§ **BRIEF**
Which lines include the word "this"? Copy each of them.
[Begin RECORDS FOR THE EXERCISE]
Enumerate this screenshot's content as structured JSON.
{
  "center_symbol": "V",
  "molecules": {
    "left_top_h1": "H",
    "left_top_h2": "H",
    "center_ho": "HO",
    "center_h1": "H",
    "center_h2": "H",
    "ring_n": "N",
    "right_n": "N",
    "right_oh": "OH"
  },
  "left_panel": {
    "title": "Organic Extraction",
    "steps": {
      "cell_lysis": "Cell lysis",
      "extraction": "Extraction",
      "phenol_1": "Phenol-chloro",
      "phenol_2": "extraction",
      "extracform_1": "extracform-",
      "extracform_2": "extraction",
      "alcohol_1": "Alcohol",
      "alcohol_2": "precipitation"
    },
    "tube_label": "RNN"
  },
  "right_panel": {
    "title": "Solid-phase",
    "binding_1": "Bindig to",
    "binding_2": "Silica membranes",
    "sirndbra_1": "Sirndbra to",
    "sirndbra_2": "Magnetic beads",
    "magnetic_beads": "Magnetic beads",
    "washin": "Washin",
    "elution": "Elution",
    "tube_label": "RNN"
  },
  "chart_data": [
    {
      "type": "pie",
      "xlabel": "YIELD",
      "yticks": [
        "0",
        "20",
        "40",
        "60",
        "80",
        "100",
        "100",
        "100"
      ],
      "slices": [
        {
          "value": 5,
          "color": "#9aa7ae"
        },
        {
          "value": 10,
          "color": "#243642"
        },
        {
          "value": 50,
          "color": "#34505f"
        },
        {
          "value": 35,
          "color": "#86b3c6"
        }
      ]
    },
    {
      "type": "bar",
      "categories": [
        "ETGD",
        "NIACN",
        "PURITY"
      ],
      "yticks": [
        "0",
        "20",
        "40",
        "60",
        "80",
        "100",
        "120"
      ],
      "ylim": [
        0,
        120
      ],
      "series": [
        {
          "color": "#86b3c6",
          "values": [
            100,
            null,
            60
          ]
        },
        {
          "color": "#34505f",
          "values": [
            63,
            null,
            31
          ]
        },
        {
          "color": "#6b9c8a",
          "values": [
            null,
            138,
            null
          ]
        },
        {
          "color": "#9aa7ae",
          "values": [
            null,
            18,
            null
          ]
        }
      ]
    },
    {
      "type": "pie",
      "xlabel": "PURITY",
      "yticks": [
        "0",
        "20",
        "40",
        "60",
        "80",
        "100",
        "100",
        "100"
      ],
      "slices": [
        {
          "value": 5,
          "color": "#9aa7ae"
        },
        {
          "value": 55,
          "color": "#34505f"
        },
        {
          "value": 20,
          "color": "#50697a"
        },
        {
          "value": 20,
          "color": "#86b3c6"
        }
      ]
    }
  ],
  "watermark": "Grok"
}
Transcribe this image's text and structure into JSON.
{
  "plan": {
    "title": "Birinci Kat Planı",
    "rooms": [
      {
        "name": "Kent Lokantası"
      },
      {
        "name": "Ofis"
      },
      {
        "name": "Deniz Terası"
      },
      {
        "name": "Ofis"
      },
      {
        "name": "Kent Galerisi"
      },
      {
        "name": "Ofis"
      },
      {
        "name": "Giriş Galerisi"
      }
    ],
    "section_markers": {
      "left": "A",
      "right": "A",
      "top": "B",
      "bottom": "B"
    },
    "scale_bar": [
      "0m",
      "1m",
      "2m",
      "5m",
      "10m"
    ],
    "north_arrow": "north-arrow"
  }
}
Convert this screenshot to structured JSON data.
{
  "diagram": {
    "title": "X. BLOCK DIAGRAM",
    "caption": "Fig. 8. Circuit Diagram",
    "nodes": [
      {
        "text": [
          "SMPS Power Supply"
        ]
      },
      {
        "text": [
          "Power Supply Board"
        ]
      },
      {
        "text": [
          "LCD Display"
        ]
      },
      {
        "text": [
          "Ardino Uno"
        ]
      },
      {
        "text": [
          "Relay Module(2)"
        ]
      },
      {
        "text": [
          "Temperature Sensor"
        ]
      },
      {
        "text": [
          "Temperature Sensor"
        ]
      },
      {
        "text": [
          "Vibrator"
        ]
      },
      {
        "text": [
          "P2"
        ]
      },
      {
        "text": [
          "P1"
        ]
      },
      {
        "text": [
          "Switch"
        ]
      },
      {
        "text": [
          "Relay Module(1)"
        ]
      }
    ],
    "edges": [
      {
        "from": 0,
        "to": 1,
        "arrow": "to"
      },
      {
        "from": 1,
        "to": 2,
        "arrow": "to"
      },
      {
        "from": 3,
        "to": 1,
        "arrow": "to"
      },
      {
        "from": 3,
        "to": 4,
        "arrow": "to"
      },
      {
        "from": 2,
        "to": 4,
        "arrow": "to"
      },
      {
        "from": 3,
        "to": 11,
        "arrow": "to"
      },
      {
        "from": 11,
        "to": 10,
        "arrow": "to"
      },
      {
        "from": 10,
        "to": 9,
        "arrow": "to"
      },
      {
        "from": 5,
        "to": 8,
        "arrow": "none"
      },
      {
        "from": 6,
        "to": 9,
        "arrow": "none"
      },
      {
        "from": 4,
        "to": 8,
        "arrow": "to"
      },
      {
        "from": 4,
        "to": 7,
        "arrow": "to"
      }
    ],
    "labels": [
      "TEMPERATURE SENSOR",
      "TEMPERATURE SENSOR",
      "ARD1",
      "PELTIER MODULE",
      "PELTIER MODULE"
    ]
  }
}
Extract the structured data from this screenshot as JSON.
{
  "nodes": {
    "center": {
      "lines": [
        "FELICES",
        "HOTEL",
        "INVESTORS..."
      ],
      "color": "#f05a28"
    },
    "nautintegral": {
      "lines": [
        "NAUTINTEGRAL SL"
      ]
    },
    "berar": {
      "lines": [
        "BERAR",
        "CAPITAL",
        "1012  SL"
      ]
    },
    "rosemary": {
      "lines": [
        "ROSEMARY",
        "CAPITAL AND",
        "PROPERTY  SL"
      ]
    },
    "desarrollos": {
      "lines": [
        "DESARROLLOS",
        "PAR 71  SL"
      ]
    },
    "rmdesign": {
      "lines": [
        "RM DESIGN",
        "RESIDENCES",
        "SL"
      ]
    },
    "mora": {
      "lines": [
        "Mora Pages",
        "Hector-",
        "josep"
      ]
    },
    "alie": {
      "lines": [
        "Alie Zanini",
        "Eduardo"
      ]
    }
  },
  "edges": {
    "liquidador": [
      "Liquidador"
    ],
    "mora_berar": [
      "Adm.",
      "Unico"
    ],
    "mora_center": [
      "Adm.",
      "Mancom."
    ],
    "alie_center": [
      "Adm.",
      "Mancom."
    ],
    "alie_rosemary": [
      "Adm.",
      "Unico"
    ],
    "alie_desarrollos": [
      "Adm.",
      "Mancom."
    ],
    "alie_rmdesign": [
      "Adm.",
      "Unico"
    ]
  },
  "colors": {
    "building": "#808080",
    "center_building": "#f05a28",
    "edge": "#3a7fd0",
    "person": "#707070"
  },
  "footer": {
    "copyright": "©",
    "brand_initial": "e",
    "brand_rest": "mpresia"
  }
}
[End RECORDS FOR THE EXERCISE]
§ **RESPONSE TO THE TASK**
Enumerate this screenshot's content as structured JSON.
Transcribe this image's text and structure into JSON.
Convert this screenshot to structured JSON data.
Extract the structured data from this screenshot as JSON.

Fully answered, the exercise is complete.